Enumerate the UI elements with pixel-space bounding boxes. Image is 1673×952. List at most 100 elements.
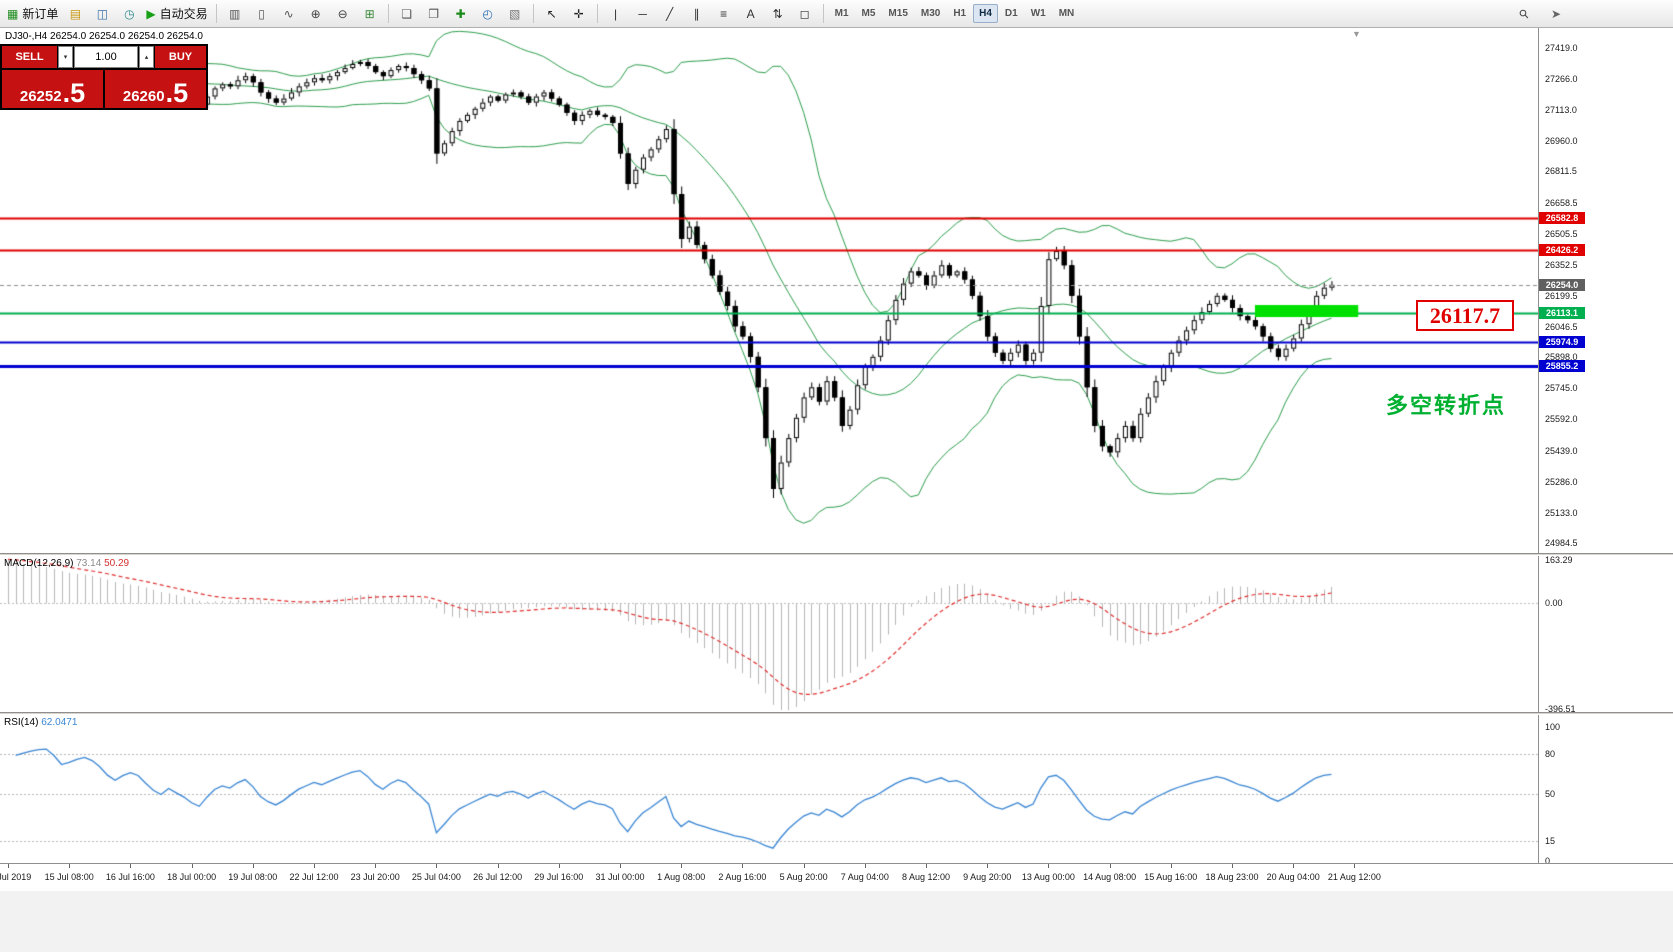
time-axis-label: 21 Aug 12:00 — [1327, 872, 1381, 882]
new-order-button[interactable]: ▦ 新订单 — [4, 3, 61, 25]
time-axis-label: 25 Jul 04:00 — [411, 872, 461, 882]
time-axis-label: 20 Aug 04:00 — [1266, 872, 1320, 882]
time-axis[interactable]: 12 Jul 2019 15 Jul 08:00 16 Jul 16:00 18 Ju… — [0, 863, 1673, 891]
price-axis-label: 26505.5 — [1545, 228, 1578, 239]
shapes-icon[interactable]: ◻ — [799, 6, 810, 21]
sell-price-button[interactable]: 26252 .5 — [2, 70, 103, 108]
volume-input[interactable]: 1.00 — [74, 46, 138, 68]
panel-separator[interactable] — [0, 712, 1673, 715]
arrows-icon[interactable]: ⇅ — [772, 6, 783, 21]
price-axis-label: 26046.5 — [1545, 321, 1578, 332]
timeframe-m30[interactable]: M30 — [920, 8, 941, 19]
bottom-strip — [0, 891, 1673, 952]
price-axis-label: 25745.0 — [1545, 383, 1578, 394]
timeframe-w1[interactable]: W1 — [1030, 8, 1046, 19]
tile-windows-icon[interactable]: ⊞ — [364, 6, 375, 21]
bar-chart-icon[interactable]: ▥ — [228, 6, 241, 21]
buy-price-button[interactable]: 26260 .5 — [105, 70, 206, 108]
price-axis: 27419.0 27266.0 27113.0 26960.0 26811.5 26658… — [1538, 28, 1673, 553]
price-axis-label: 25439.0 — [1545, 445, 1578, 456]
cursor-icon[interactable]: ↖ — [546, 6, 557, 21]
panel-separator[interactable] — [0, 553, 1673, 556]
price-axis-label: 27113.0 — [1545, 105, 1577, 116]
timeframe-h4[interactable]: H4 — [973, 4, 998, 23]
pointer-icon[interactable]: ➤ — [1550, 6, 1562, 21]
template-icon[interactable]: ▧ — [508, 6, 521, 21]
text-icon[interactable]: A — [746, 6, 755, 21]
new-window-icon[interactable]: ❏ — [401, 6, 412, 21]
price-tag: 26426.2 — [1539, 243, 1585, 256]
timeframe-mn[interactable]: MN — [1058, 8, 1075, 19]
window-list-icon[interactable]: ❐ — [428, 6, 439, 21]
price-tag: 26254.0 — [1539, 278, 1585, 291]
timeframe-m15[interactable]: M15 — [888, 8, 908, 19]
zoom-in-icon[interactable]: ⊕ — [310, 6, 321, 21]
time-axis-label: 18 Jul 00:00 — [167, 872, 217, 882]
new-chart-icon[interactable]: ▤ — [69, 6, 82, 21]
time-axis-tick — [1232, 864, 1233, 868]
channel-icon[interactable]: ∥ — [693, 6, 700, 21]
price-axis-label: 26658.5 — [1545, 197, 1578, 208]
candlestick-chart-icon[interactable]: ▯ — [258, 6, 265, 21]
timeframe-h1[interactable]: H1 — [953, 8, 967, 19]
new-order-icon: ▦ — [7, 6, 19, 21]
time-axis-tick — [375, 864, 377, 868]
rsi-value: 62.0471 — [41, 717, 78, 728]
horizontal-line-icon[interactable]: ─ — [638, 6, 647, 21]
price-axis-label: 26960.0 — [1545, 136, 1578, 147]
timeframe-d1[interactable]: D1 — [1004, 8, 1018, 19]
price-chart-panel: DJ30-,H4 26254.0 26254.0 26254.0 26254.0… — [0, 28, 1673, 553]
timeframe-m1[interactable]: M1 — [834, 8, 849, 19]
macd-panel: MACD(12,26,9) 73.14 50.29 163.29 0.00 -396… — [0, 555, 1673, 715]
toolbar-separator — [387, 4, 389, 23]
rsi-canvas[interactable] — [0, 715, 1538, 863]
macd-axis-label: 0.00 — [1545, 598, 1563, 609]
new-order-label: 新订单 — [22, 7, 59, 21]
price-axis-label: 25286.0 — [1545, 476, 1578, 487]
line-chart-icon[interactable]: ∿ — [283, 6, 294, 21]
rsi-axis-label: 100 — [1545, 722, 1561, 732]
time-axis-label: 23 Jul 20:00 — [350, 872, 400, 882]
rsi-label: RSI(14) 62.0471 — [4, 717, 78, 728]
price-axis-label: 25592.0 — [1545, 414, 1578, 425]
macd-main-value: 73.14 — [76, 558, 102, 569]
sell-button[interactable]: SELL — [2, 46, 57, 68]
rsi-axis-label: 80 — [1545, 748, 1556, 759]
volume-decrease-button[interactable]: ▾ — [58, 46, 73, 68]
zoom-out-icon[interactable]: ⊖ — [337, 6, 348, 21]
buy-button[interactable]: BUY — [155, 46, 206, 68]
rsi-axis: 100 80 50 15 0 — [1538, 715, 1673, 866]
vertical-line-icon[interactable]: | — [614, 6, 618, 21]
sell-price: 26252 — [19, 87, 62, 105]
chart-shift-marker[interactable]: ▼ — [1352, 29, 1361, 39]
autotrading-button[interactable]: ▶ 自动交易 — [143, 3, 210, 25]
periods-icon[interactable]: ◴ — [482, 6, 493, 21]
trendline-icon[interactable]: ╱ — [665, 6, 674, 21]
rsi-axis-label: 0 — [1545, 856, 1551, 866]
time-axis-label: 15 Aug 16:00 — [1144, 872, 1198, 882]
time-axis-tick — [8, 864, 9, 868]
search-icon[interactable]: ⚲ — [1515, 5, 1533, 22]
macd-axis-label: -396.51 — [1545, 704, 1576, 715]
profiles-icon[interactable]: ◫ — [96, 6, 109, 21]
macd-signal-value: 50.29 — [104, 558, 130, 569]
market-watch-icon[interactable]: ◷ — [124, 6, 135, 21]
volume-increase-button[interactable]: ▴ — [139, 46, 154, 68]
crosshair-icon[interactable]: ✛ — [573, 6, 584, 21]
toolbar-separator — [215, 4, 217, 23]
fibonacci-icon[interactable]: ≡ — [720, 6, 728, 21]
price-annotation-box[interactable]: 26117.7 — [1416, 300, 1514, 331]
time-axis-tick — [497, 864, 499, 868]
time-axis-label: 19 Jul 08:00 — [228, 872, 278, 882]
sell-price-fraction: .5 — [62, 78, 86, 109]
timeframe-m5[interactable]: M5 — [861, 8, 876, 19]
time-axis-label: 22 Jul 12:00 — [289, 872, 339, 882]
turning-point-annotation[interactable]: 多空转折点 — [1386, 393, 1507, 418]
macd-canvas[interactable] — [0, 556, 1538, 712]
price-tag: 26582.8 — [1539, 211, 1585, 224]
time-axis-tick — [620, 864, 621, 868]
toolbar-separator — [596, 4, 598, 23]
price-axis-label: 25133.0 — [1545, 507, 1578, 518]
indicators-icon[interactable]: ✚ — [455, 6, 466, 21]
price-chart-canvas[interactable] — [0, 28, 1538, 553]
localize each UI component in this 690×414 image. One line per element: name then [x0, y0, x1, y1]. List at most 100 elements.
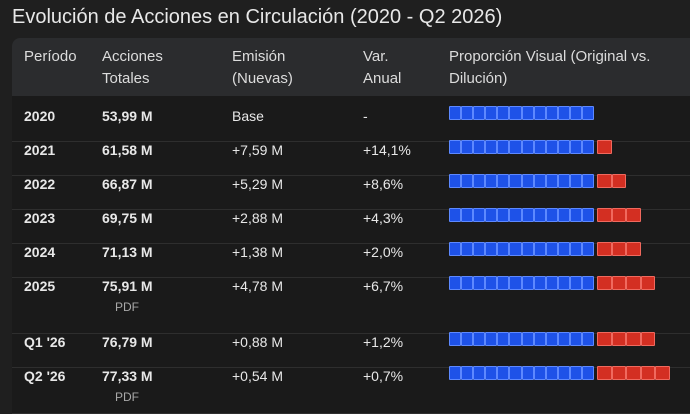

▶ **YOUR TASK**
Please return the material from the line with "time-axis-label: 21 Aug" up to and including the line with "new-window-icon[interactable]: ❏ —", exactly as it appears.

▶ **EXERCISE ANSWER**
time-axis-label: 21 Aug 12:00 — [1327, 872, 1381, 882]
new-order-button[interactable]: ▦ 新订单 — [4, 3, 61, 25]
time-axis-label: 25 Jul 04:00 — [411, 872, 461, 882]
time-axis-label: 20 Aug 04:00 — [1266, 872, 1320, 882]
time-axis[interactable]: 12 Jul 2019 15 Jul 08:00 16 Jul 16:00 18 Ju… — [0, 863, 1673, 891]
price-axis-label: 26505.5 — [1545, 228, 1578, 239]
shapes-icon[interactable]: ◻ — [799, 6, 810, 21]
sell-price-button[interactable]: 26252 .5 — [2, 70, 103, 108]
volume-input[interactable]: 1.00 — [74, 46, 138, 68]
panel-separator[interactable] — [0, 712, 1673, 715]
arrows-icon[interactable]: ⇅ — [772, 6, 783, 21]
price-axis-label: 26046.5 — [1545, 321, 1578, 332]
timeframe-m30[interactable]: M30 — [920, 8, 941, 19]
bottom-strip — [0, 891, 1673, 952]
price-axis-label: 25745.0 — [1545, 383, 1578, 394]
timeframe-w1[interactable]: W1 — [1030, 8, 1046, 19]
tile-windows-icon[interactable]: ⊞ — [364, 6, 375, 21]
bar-chart-icon[interactable]: ▥ — [228, 6, 241, 21]
buy-price-button[interactable]: 26260 .5 — [105, 70, 206, 108]
price-axis: 27419.0 27266.0 27113.0 26960.0 26811.5 26658… — [1538, 28, 1673, 553]
price-axis-label: 25439.0 — [1545, 445, 1578, 456]
cursor-icon[interactable]: ↖ — [546, 6, 557, 21]
panel-separator[interactable] — [0, 553, 1673, 556]
price-axis-label: 27113.0 — [1545, 105, 1577, 116]
timeframe-h4[interactable]: H4 — [973, 4, 998, 23]
pointer-icon[interactable]: ➤ — [1550, 6, 1562, 21]
template-icon[interactable]: ▧ — [508, 6, 521, 21]
text-icon[interactable]: A — [746, 6, 755, 21]
new-window-icon[interactable]: ❏ — [401, 6, 412, 21]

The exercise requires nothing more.